— What the task requires —
Copy the data precisely, character for character, and leave out every picture.

--- START OF Available records ---

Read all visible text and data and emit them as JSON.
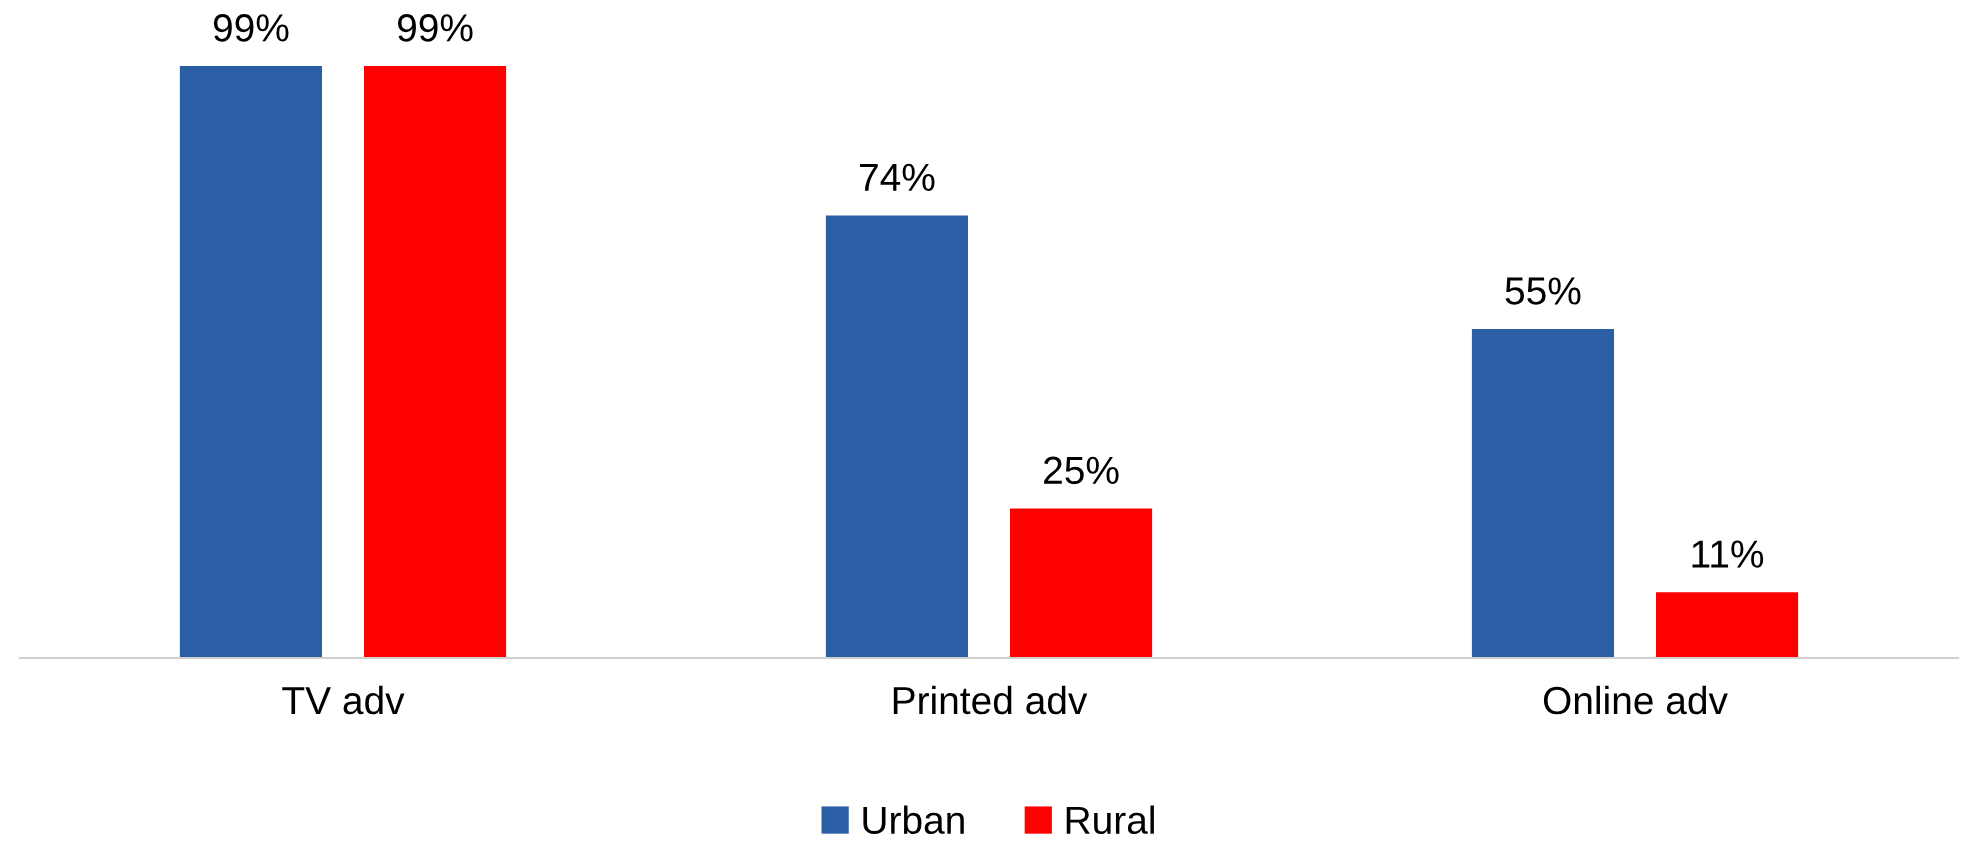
{
  "chart_data": {
    "type": "bar",
    "categories": [
      "TV adv",
      "Printed adv",
      "Online adv"
    ],
    "series": [
      {
        "name": "Urban",
        "color": "#2a5ea5",
        "values": [
          99,
          74,
          55
        ],
        "value_labels": [
          "99%",
          "74%",
          "55%"
        ]
      },
      {
        "name": "Rural",
        "color": "#ff0000",
        "values": [
          99,
          25,
          11
        ],
        "value_labels": [
          "99%",
          "25%",
          "11%"
        ]
      }
    ],
    "legend": "bottom",
    "tick_labels": "x"
  }
}
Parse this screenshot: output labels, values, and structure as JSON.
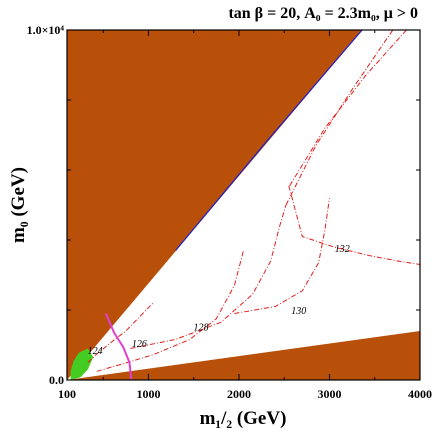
{
  "chart_data": {
    "type": "line",
    "title": "tan β = 20, A₀ = 2.3m₀,  μ > 0",
    "xlabel": "m₁/₂ (GeV)",
    "ylabel": "m₀ (GeV)",
    "xlim": [
      100,
      4000
    ],
    "ylim": [
      0,
      10000
    ],
    "x_ticks": [
      {
        "value": 100,
        "label": "100"
      },
      {
        "value": 1000,
        "label": "1000"
      },
      {
        "value": 2000,
        "label": "2000"
      },
      {
        "value": 3000,
        "label": "3000"
      },
      {
        "value": 4000,
        "label": "4000"
      }
    ],
    "y_ticks": [
      {
        "value": 0,
        "label": "0.0"
      },
      {
        "value": 10000,
        "label": "1.0×10⁴"
      }
    ],
    "colors": {
      "excluded": "#b8500a",
      "higgs_contour": "#e02020",
      "pink_curve": "#e040d0",
      "green_region": "#44cc22",
      "blue_edge": "#2020cc"
    },
    "regions": [
      {
        "name": "upper_excluded",
        "points": [
          [
            100,
            10000
          ],
          [
            3360,
            10000
          ],
          [
            100,
            0
          ]
        ]
      },
      {
        "name": "lower_excluded",
        "points": [
          [
            100,
            0
          ],
          [
            4000,
            1400
          ],
          [
            4000,
            0
          ]
        ]
      },
      {
        "name": "green_region",
        "points": [
          [
            140,
            0
          ],
          [
            250,
            80
          ],
          [
            330,
            300
          ],
          [
            390,
            650
          ],
          [
            330,
            900
          ],
          [
            230,
            780
          ],
          [
            170,
            520
          ],
          [
            140,
            250
          ]
        ]
      }
    ],
    "series": [
      {
        "label": "124",
        "x": [
          330,
          420,
          560,
          750,
          900,
          1050
        ],
        "y": [
          500,
          720,
          1020,
          1400,
          1800,
          2200
        ],
        "label_at": [
          410,
          750
        ]
      },
      {
        "label": "126",
        "x": [
          430,
          700,
          1050,
          1450,
          1750,
          1950,
          2050
        ],
        "y": [
          250,
          450,
          720,
          1150,
          1750,
          2700,
          3700
        ],
        "label_at": [
          900,
          950
        ]
      },
      {
        "label": "128",
        "x": [
          800,
          1300,
          1800,
          2150,
          2350,
          2450,
          2520
        ],
        "y": [
          900,
          1160,
          1650,
          2450,
          3400,
          4400,
          5000
        ],
        "label_at": [
          1580,
          1410
        ]
      },
      {
        "label": "130",
        "x": [
          1950,
          2400,
          2700,
          2880,
          2950,
          3000
        ],
        "y": [
          1900,
          2100,
          2550,
          3350,
          4300,
          5200
        ],
        "label_at": [
          2660,
          1880
        ]
      },
      {
        "label": "132",
        "x": [
          2550,
          2700,
          3050,
          3450,
          3800,
          4000
        ],
        "y": [
          5550,
          4100,
          3800,
          3550,
          3380,
          3300
        ],
        "label_at": [
          3140,
          3660
        ]
      },
      {
        "label": "",
        "x": [
          2520,
          2850,
          3250,
          3700
        ],
        "y": [
          5000,
          6700,
          8300,
          10000
        ],
        "label_at": null
      },
      {
        "label": "",
        "x": [
          2560,
          2950,
          3400,
          3850
        ],
        "y": [
          5550,
          7200,
          8700,
          10000
        ],
        "label_at": null
      }
    ],
    "extra_curves": [
      {
        "name": "pink_curve",
        "x": [
          530,
          620,
          720,
          790,
          810
        ],
        "y": [
          1900,
          1350,
          950,
          500,
          20
        ]
      },
      {
        "name": "blue_edge",
        "x": [
          1300,
          2300,
          3360
        ],
        "y": [
          3700,
          6800,
          10000
        ]
      }
    ],
    "grid": false,
    "legend": "none"
  }
}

--- END OF Available records ---

— Output —
Read all visible text and data and emit them as JSON.
{
  "chart_data": {
    "type": "bar",
    "categories": [
      "TV adv",
      "Printed adv",
      "Online adv"
    ],
    "series": [
      {
        "name": "Urban",
        "color": "#2a5ea5",
        "values": [
          99,
          74,
          55
        ],
        "value_labels": [
          "99%",
          "74%",
          "55%"
        ]
      },
      {
        "name": "Rural",
        "color": "#ff0000",
        "values": [
          99,
          25,
          11
        ],
        "value_labels": [
          "99%",
          "25%",
          "11%"
        ]
      }
    ],
    "legend": "bottom",
    "tick_labels": "x"
  }
}
Parse this screenshot: output labels, values, and structure as JSON.
{
  "chart_data": {
    "type": "line",
    "title": "tan β = 20, A₀ = 2.3m₀,  μ > 0",
    "xlabel": "m₁/₂ (GeV)",
    "ylabel": "m₀ (GeV)",
    "xlim": [
      100,
      4000
    ],
    "ylim": [
      0,
      10000
    ],
    "x_ticks": [
      {
        "value": 100,
        "label": "100"
      },
      {
        "value": 1000,
        "label": "1000"
      },
      {
        "value": 2000,
        "label": "2000"
      },
      {
        "value": 3000,
        "label": "3000"
      },
      {
        "value": 4000,
        "label": "4000"
      }
    ],
    "y_ticks": [
      {
        "value": 0,
        "label": "0.0"
      },
      {
        "value": 10000,
        "label": "1.0×10⁴"
      }
    ],
    "colors": {
      "excluded": "#b8500a",
      "higgs_contour": "#e02020",
      "pink_curve": "#e040d0",
      "green_region": "#44cc22",
      "blue_edge": "#2020cc"
    },
    "regions": [
      {
        "name": "upper_excluded",
        "points": [
          [
            100,
            10000
          ],
          [
            3360,
            10000
          ],
          [
            100,
            0
          ]
        ]
      },
      {
        "name": "lower_excluded",
        "points": [
          [
            100,
            0
          ],
          [
            4000,
            1400
          ],
          [
            4000,
            0
          ]
        ]
      },
      {
        "name": "green_region",
        "points": [
          [
            140,
            0
          ],
          [
            250,
            80
          ],
          [
            330,
            300
          ],
          [
            390,
            650
          ],
          [
            330,
            900
          ],
          [
            230,
            780
          ],
          [
            170,
            520
          ],
          [
            140,
            250
          ]
        ]
      }
    ],
    "series": [
      {
        "label": "124",
        "x": [
          330,
          420,
          560,
          750,
          900,
          1050
        ],
        "y": [
          500,
          720,
          1020,
          1400,
          1800,
          2200
        ],
        "label_at": [
          410,
          750
        ]
      },
      {
        "label": "126",
        "x": [
          430,
          700,
          1050,
          1450,
          1750,
          1950,
          2050
        ],
        "y": [
          250,
          450,
          720,
          1150,
          1750,
          2700,
          3700
        ],
        "label_at": [
          900,
          950
        ]
      },
      {
        "label": "128",
        "x": [
          800,
          1300,
          1800,
          2150,
          2350,
          2450,
          2520
        ],
        "y": [
          900,
          1160,
          1650,
          2450,
          3400,
          4400,
          5000
        ],
        "label_at": [
          1580,
          1410
        ]
      },
      {
        "label": "130",
        "x": [
          1950,
          2400,
          2700,
          2880,
          2950,
          3000
        ],
        "y": [
          1900,
          2100,
          2550,
          3350,
          4300,
          5200
        ],
        "label_at": [
          2660,
          1880
        ]
      },
      {
        "label": "132",
        "x": [
          2550,
          2700,
          3050,
          3450,
          3800,
          4000
        ],
        "y": [
          5550,
          4100,
          3800,
          3550,
          3380,
          3300
        ],
        "label_at": [
          3140,
          3660
        ]
      },
      {
        "label": "",
        "x": [
          2520,
          2850,
          3250,
          3700
        ],
        "y": [
          5000,
          6700,
          8300,
          10000
        ],
        "label_at": null
      },
      {
        "label": "",
        "x": [
          2560,
          2950,
          3400,
          3850
        ],
        "y": [
          5550,
          7200,
          8700,
          10000
        ],
        "label_at": null
      }
    ],
    "extra_curves": [
      {
        "name": "pink_curve",
        "x": [
          530,
          620,
          720,
          790,
          810
        ],
        "y": [
          1900,
          1350,
          950,
          500,
          20
        ]
      },
      {
        "name": "blue_edge",
        "x": [
          1300,
          2300,
          3360
        ],
        "y": [
          3700,
          6800,
          10000
        ]
      }
    ],
    "grid": false,
    "legend": "none"
  }
}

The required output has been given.